[start]
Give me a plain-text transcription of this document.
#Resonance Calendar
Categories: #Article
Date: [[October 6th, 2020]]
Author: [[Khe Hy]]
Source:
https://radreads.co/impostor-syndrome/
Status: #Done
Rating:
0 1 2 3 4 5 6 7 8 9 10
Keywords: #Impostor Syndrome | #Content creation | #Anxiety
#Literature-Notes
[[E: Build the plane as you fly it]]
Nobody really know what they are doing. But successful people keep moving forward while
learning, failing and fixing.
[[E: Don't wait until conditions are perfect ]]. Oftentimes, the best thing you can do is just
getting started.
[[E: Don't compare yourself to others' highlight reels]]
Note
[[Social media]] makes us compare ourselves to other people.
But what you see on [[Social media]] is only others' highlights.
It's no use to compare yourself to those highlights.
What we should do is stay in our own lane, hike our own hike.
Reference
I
[end]
[start]
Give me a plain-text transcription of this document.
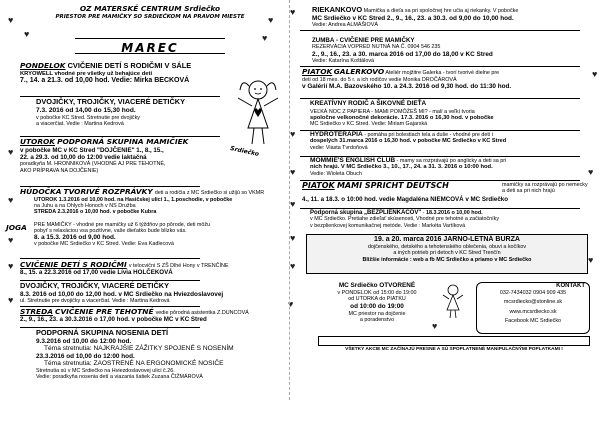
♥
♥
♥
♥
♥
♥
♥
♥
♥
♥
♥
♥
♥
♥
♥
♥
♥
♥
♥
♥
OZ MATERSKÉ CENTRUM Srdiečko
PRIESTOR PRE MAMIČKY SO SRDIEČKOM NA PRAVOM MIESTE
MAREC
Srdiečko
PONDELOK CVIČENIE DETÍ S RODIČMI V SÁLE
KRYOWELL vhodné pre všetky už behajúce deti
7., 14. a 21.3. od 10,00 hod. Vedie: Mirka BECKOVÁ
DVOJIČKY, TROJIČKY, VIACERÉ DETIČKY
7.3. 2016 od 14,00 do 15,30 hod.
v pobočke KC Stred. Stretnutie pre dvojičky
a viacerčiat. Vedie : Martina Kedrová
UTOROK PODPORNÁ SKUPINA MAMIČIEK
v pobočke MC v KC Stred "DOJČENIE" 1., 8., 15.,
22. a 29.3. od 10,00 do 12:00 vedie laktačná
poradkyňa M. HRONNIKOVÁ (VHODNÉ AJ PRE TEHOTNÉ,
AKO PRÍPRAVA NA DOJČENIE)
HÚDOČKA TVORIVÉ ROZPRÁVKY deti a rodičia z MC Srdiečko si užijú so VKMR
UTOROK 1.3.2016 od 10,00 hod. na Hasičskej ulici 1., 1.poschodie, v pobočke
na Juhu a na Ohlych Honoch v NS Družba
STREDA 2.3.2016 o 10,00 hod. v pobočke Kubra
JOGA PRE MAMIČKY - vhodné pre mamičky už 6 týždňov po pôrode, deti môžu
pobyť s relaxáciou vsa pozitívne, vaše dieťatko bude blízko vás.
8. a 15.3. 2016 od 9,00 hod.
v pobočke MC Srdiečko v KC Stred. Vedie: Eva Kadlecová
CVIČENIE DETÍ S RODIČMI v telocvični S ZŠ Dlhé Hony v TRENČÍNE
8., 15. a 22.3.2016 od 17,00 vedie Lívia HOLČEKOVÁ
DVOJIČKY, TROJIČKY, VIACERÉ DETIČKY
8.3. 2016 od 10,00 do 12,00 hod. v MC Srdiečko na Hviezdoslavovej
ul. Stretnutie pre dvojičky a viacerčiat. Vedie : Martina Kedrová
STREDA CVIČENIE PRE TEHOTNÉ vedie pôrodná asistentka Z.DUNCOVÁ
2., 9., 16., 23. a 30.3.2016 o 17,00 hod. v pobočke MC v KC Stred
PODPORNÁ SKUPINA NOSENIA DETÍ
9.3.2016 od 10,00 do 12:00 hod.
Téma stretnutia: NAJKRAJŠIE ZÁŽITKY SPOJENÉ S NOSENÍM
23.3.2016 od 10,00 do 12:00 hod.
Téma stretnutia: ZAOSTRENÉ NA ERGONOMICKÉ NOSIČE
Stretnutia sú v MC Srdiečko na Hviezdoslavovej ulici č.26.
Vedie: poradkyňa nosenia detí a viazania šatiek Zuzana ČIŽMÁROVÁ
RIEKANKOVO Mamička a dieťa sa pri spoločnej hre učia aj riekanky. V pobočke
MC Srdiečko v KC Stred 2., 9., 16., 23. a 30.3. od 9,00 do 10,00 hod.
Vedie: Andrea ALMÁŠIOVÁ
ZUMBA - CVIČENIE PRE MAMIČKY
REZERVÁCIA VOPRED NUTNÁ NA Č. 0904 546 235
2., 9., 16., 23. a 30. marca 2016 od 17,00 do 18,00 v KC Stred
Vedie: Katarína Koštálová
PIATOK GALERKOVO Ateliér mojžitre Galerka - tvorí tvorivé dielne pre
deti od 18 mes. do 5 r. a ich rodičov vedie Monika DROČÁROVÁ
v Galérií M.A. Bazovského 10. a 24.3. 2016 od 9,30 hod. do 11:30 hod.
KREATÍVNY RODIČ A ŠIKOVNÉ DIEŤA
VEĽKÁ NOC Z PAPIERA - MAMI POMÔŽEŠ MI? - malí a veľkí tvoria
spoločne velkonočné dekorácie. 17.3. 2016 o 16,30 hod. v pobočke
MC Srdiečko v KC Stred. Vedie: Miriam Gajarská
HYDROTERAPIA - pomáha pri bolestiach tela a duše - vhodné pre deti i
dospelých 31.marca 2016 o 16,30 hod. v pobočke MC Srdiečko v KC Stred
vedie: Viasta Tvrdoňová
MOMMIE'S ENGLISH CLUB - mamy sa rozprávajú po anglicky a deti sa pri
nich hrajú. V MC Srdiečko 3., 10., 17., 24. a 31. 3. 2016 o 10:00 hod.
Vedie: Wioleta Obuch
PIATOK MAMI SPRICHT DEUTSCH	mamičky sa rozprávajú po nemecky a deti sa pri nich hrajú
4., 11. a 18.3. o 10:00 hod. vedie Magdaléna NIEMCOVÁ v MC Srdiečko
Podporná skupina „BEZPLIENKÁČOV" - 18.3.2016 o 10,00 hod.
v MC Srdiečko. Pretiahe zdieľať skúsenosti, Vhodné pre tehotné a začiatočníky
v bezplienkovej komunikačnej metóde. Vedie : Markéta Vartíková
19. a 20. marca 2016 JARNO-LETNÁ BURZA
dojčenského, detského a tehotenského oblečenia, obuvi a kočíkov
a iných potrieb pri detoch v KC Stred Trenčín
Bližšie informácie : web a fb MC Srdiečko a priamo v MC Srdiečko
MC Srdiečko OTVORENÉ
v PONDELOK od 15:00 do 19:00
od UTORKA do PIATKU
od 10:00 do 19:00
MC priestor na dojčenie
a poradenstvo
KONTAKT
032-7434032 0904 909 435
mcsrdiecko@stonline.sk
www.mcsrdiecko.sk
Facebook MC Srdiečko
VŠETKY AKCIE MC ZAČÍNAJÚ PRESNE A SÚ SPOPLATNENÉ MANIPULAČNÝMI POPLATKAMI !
[end]
Work required |
Lines holding the word "UTOROK" in the entries above are the ones to pull out. Copy them all.

Result |
UTOROK PODPORNÁ SKUPINA MAMIČIEK
UTOROK 1.3.2016 od 10,00 hod. na Hasičskej ulici 1., 1.poschodie, v pobočke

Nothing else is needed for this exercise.